— begin —
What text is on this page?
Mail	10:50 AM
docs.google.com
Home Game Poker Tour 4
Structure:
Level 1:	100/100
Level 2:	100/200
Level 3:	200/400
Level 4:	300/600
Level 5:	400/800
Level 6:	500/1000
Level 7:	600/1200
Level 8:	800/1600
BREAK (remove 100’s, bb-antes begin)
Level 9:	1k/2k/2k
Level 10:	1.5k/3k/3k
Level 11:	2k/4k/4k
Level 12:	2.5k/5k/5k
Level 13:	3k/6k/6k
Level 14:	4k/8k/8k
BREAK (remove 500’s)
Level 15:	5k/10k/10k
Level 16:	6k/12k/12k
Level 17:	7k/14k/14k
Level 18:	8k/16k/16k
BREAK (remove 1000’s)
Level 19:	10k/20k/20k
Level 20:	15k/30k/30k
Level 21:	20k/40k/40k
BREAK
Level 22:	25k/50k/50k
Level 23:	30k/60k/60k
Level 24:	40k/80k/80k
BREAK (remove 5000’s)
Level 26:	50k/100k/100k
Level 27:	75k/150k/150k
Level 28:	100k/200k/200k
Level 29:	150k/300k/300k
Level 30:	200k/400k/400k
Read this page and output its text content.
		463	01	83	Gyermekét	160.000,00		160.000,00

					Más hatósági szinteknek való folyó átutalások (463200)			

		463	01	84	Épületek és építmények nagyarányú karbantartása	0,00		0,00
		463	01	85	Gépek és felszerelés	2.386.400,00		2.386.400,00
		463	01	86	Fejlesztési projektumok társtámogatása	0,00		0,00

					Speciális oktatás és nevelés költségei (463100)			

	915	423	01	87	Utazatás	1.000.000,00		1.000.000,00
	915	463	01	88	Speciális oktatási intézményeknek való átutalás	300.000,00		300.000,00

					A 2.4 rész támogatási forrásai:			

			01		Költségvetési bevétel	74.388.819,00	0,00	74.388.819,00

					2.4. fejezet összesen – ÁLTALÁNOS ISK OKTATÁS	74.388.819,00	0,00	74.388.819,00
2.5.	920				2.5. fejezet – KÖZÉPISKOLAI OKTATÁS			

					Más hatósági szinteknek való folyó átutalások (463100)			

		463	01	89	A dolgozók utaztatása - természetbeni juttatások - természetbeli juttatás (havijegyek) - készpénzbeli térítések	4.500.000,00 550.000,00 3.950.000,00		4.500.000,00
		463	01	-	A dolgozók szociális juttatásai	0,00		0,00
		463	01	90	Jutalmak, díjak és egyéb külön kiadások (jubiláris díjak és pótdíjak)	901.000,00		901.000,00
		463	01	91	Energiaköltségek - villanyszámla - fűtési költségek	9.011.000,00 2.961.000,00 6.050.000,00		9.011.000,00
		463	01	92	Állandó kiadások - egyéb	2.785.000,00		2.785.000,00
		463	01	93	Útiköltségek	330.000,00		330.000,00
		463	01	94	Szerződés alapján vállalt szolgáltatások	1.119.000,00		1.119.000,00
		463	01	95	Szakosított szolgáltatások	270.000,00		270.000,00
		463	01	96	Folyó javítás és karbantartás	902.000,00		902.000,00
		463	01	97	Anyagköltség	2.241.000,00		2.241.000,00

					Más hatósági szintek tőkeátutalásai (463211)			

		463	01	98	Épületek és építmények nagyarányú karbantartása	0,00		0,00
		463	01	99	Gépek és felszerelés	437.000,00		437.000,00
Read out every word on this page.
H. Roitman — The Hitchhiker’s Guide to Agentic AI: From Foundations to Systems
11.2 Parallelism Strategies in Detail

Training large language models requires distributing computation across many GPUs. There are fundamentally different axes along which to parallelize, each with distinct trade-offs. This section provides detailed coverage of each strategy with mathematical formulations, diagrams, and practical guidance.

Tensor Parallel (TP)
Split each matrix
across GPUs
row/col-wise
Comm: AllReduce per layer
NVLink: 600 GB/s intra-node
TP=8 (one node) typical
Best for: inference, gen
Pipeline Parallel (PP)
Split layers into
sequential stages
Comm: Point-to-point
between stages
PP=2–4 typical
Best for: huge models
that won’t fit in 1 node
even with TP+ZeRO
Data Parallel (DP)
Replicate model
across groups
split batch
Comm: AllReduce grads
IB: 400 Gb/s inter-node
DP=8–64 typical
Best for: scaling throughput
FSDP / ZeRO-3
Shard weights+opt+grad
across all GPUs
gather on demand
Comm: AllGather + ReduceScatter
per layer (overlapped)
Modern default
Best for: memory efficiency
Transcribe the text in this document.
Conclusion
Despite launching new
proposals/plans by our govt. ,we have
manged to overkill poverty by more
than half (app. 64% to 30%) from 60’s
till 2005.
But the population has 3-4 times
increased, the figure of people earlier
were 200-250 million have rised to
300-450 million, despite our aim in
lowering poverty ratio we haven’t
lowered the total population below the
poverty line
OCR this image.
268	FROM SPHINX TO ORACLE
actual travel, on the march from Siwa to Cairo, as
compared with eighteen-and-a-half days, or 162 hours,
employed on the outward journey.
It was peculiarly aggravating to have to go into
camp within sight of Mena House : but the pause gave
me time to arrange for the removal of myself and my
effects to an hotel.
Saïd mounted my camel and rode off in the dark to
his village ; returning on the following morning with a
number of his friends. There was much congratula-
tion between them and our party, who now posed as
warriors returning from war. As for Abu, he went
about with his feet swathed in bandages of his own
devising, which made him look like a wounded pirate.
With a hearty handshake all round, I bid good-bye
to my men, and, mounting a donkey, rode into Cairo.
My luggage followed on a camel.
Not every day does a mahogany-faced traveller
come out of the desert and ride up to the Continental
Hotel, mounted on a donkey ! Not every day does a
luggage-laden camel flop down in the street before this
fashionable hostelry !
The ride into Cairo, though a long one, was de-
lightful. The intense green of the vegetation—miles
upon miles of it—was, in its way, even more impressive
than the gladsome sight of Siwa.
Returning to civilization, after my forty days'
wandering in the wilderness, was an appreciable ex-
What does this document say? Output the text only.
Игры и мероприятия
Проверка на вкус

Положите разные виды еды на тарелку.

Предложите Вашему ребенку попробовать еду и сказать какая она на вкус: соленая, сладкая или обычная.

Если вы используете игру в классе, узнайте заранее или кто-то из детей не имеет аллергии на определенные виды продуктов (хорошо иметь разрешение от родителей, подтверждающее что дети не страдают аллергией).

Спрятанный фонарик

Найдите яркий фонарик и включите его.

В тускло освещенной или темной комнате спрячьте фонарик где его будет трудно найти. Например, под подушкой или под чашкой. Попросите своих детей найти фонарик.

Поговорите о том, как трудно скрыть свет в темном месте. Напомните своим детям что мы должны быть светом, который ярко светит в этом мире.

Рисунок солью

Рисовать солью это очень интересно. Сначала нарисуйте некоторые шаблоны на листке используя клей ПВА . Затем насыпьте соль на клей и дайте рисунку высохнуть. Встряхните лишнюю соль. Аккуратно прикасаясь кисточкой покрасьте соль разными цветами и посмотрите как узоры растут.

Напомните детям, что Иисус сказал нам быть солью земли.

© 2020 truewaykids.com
— end —
**Written problem**.
Copy every line of the material in which the word "million" occurs.

**Output below**.
were 200-250 million have rised to
300-450 million, despite our aim in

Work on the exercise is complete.